-- Material to process start --

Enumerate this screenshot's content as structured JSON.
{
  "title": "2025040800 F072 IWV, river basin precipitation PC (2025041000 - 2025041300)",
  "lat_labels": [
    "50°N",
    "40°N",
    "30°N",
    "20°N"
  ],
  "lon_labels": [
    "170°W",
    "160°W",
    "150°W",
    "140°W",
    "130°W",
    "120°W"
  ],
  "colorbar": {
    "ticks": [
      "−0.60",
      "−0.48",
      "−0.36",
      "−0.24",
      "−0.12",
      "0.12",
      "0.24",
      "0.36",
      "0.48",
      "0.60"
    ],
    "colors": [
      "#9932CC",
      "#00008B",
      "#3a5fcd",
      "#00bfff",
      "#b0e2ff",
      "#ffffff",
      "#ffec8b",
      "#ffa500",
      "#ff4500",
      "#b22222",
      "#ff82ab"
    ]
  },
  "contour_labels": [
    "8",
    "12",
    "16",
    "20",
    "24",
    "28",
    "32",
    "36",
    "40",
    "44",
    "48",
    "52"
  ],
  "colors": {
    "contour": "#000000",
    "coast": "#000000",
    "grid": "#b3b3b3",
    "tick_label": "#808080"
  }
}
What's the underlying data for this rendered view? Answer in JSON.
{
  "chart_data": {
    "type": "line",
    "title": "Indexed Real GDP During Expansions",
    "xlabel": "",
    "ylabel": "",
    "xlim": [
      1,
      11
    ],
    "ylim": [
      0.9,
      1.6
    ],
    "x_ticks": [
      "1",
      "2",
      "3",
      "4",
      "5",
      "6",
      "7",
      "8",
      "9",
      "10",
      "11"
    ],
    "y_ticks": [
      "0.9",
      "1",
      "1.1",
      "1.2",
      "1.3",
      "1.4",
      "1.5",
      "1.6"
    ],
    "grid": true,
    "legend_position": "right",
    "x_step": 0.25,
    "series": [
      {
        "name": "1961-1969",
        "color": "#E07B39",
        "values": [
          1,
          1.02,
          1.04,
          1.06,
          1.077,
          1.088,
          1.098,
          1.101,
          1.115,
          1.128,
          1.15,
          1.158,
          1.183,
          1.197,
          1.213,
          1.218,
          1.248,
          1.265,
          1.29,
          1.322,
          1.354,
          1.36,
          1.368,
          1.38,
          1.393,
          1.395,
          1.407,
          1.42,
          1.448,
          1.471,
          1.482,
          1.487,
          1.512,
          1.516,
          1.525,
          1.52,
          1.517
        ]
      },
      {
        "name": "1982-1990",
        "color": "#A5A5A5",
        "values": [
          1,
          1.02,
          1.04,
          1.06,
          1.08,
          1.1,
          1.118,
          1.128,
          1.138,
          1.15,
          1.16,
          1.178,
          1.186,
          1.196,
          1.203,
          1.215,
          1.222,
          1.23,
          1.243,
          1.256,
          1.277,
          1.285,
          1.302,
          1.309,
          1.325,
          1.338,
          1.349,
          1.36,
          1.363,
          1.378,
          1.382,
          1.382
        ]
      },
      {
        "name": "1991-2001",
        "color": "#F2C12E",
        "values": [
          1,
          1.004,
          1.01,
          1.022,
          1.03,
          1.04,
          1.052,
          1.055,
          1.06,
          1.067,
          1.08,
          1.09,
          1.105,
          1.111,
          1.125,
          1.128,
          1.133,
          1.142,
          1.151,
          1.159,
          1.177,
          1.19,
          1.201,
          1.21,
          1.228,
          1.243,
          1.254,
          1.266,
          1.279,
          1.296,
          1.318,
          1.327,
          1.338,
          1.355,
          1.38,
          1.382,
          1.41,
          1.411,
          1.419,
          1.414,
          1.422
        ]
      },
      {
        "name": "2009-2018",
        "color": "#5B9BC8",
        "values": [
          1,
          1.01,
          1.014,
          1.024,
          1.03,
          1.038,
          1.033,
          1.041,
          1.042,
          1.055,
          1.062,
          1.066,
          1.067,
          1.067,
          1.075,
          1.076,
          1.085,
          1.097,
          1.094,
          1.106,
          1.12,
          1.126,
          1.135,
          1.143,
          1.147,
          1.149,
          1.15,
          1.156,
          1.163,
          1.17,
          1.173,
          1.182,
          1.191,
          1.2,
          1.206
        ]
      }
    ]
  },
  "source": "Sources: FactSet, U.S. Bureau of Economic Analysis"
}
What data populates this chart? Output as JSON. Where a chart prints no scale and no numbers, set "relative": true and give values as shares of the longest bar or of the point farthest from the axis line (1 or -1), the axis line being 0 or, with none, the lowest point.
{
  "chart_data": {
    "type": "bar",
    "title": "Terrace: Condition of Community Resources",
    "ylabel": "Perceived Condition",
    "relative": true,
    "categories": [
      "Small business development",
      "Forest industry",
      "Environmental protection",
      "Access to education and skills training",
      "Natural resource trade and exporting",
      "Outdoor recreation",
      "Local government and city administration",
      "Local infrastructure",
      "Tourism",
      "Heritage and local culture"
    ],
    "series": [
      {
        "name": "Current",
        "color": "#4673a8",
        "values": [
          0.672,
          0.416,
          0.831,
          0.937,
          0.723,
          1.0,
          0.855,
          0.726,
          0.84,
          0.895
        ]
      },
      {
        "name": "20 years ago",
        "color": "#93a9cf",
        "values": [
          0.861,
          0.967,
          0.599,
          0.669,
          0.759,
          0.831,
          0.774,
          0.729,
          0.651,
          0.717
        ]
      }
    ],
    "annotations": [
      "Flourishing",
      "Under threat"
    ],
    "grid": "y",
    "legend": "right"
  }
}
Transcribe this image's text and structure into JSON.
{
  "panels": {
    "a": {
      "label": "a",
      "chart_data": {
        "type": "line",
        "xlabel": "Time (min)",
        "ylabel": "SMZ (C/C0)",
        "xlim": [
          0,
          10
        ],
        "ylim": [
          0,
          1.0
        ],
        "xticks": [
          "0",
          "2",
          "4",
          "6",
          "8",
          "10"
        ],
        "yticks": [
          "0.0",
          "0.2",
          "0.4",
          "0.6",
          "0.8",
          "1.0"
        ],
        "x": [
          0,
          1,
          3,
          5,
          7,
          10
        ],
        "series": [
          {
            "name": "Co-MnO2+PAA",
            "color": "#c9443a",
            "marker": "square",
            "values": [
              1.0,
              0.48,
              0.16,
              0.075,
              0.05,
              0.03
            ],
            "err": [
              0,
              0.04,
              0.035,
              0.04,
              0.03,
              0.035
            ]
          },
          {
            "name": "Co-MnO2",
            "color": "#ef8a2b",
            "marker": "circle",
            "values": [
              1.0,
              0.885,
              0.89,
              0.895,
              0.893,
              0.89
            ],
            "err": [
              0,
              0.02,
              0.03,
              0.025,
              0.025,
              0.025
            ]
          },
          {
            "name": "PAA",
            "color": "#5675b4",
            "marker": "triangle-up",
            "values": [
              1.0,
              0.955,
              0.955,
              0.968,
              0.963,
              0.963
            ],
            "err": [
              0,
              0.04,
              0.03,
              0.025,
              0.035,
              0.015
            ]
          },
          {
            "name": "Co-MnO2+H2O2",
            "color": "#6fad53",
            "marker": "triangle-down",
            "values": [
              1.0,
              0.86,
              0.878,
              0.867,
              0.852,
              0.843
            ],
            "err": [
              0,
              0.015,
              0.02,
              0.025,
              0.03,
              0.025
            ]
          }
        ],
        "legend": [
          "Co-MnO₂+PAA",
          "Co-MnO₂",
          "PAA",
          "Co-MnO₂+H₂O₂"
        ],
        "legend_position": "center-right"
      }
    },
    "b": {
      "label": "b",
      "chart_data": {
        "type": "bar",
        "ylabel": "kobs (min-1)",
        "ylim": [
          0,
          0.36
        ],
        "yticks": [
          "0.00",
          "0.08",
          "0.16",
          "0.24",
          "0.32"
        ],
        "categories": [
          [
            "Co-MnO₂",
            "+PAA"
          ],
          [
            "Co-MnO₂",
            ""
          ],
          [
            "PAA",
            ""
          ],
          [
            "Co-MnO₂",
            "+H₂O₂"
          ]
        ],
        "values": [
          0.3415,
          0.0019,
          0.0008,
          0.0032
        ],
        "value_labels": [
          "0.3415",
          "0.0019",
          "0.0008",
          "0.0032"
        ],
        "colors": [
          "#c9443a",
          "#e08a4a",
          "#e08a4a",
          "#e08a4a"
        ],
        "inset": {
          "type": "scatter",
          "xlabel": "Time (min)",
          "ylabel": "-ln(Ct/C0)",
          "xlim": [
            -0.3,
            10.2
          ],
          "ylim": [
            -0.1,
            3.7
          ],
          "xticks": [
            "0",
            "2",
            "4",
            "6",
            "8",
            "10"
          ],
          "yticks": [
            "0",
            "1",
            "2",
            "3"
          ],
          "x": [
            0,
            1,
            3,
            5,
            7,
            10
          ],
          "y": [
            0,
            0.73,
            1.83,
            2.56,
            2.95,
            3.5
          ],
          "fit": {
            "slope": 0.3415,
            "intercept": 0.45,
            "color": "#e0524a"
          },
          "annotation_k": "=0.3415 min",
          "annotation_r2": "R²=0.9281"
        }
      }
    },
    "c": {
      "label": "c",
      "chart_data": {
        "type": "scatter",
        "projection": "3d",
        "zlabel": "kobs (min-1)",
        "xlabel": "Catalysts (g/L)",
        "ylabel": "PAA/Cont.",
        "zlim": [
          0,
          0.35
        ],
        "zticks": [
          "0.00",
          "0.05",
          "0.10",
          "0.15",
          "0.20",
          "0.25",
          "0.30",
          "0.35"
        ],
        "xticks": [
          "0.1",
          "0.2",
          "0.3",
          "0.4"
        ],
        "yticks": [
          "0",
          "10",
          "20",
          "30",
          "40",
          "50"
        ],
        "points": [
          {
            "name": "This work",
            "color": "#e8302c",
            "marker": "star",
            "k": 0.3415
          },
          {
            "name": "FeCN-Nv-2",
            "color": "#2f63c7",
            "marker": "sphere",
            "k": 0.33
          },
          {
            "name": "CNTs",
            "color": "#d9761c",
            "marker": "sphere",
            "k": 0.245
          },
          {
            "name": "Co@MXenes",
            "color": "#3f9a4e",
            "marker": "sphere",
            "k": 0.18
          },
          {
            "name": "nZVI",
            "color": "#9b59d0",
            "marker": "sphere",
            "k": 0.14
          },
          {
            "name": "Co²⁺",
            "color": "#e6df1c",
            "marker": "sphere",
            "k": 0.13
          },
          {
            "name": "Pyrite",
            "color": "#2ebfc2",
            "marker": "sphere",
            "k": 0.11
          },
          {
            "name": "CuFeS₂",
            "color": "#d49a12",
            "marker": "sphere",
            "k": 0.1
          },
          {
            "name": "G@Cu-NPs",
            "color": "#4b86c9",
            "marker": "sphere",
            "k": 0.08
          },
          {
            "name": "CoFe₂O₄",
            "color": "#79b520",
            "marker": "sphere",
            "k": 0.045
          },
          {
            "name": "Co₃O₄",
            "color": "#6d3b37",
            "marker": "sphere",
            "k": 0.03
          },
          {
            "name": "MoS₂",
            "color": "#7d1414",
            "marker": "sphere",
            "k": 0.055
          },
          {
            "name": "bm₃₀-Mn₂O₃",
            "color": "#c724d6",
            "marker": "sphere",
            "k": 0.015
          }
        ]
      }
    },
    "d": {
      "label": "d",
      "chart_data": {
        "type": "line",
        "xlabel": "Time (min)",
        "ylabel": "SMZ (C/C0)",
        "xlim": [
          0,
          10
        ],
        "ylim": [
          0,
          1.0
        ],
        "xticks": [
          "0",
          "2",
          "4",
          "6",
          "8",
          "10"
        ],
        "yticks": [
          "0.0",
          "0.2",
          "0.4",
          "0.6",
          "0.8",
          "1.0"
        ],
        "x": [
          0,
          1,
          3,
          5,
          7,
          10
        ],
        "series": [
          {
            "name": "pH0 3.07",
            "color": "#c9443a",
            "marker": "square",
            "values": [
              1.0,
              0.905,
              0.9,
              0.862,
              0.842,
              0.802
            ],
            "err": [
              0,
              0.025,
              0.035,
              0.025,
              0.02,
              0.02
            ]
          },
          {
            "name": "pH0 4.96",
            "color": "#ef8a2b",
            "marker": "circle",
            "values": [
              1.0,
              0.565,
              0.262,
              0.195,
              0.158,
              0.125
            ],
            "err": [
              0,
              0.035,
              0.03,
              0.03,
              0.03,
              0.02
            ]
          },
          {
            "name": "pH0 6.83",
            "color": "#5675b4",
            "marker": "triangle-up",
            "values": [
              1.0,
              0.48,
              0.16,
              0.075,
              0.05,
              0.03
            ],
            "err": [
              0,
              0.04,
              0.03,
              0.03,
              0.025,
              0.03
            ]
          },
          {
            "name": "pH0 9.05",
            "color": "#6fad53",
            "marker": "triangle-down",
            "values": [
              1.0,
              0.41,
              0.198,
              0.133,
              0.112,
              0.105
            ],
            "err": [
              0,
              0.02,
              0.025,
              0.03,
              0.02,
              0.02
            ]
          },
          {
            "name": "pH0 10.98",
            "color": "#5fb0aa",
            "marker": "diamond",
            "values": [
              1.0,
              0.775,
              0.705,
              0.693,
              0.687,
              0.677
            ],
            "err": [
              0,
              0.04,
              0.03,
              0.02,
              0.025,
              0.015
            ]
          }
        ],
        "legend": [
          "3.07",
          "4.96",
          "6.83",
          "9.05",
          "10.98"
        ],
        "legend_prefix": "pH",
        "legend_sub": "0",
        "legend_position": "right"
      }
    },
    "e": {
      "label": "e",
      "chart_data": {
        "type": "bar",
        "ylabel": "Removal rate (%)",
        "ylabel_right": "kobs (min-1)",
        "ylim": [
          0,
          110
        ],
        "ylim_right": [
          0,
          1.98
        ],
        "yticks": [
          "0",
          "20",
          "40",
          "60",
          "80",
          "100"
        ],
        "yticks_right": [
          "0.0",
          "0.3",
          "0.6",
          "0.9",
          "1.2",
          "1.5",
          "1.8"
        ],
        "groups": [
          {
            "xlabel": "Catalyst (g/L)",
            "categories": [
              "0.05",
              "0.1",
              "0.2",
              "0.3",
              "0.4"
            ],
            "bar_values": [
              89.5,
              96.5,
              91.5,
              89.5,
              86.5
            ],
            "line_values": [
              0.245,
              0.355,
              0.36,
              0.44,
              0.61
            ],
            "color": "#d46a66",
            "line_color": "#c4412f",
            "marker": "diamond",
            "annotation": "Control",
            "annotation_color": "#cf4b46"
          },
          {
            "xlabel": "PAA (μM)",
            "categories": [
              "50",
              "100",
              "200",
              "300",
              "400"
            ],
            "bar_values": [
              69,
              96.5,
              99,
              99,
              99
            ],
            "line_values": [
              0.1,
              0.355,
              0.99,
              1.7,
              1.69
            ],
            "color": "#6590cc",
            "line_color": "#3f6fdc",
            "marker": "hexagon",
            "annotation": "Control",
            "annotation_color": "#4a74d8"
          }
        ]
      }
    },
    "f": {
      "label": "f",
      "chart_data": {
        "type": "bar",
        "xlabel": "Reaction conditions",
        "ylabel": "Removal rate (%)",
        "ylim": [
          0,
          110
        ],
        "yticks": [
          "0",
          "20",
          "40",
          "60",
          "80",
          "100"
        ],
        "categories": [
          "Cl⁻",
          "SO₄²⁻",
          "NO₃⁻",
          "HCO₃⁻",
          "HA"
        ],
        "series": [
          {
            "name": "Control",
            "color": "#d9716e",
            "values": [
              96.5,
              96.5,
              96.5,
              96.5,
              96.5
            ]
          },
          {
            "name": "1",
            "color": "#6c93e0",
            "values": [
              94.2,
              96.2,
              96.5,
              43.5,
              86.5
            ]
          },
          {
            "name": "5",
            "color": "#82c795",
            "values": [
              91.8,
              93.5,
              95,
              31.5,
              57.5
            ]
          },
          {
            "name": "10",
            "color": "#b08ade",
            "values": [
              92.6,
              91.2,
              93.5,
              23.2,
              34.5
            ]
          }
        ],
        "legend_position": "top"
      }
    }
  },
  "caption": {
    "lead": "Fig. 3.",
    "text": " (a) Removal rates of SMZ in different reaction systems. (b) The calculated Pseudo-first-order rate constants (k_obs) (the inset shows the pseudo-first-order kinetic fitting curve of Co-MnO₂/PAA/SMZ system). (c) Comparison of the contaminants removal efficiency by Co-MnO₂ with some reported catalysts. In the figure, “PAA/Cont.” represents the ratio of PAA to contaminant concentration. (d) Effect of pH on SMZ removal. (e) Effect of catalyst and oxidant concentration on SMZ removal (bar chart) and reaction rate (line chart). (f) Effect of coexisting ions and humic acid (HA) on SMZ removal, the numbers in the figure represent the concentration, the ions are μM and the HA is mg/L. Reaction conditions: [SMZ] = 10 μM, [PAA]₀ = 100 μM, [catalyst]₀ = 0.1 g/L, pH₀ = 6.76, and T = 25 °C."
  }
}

-- Material to process end --

Count every line of the material above that holds the string "kobs", then state only the total.

3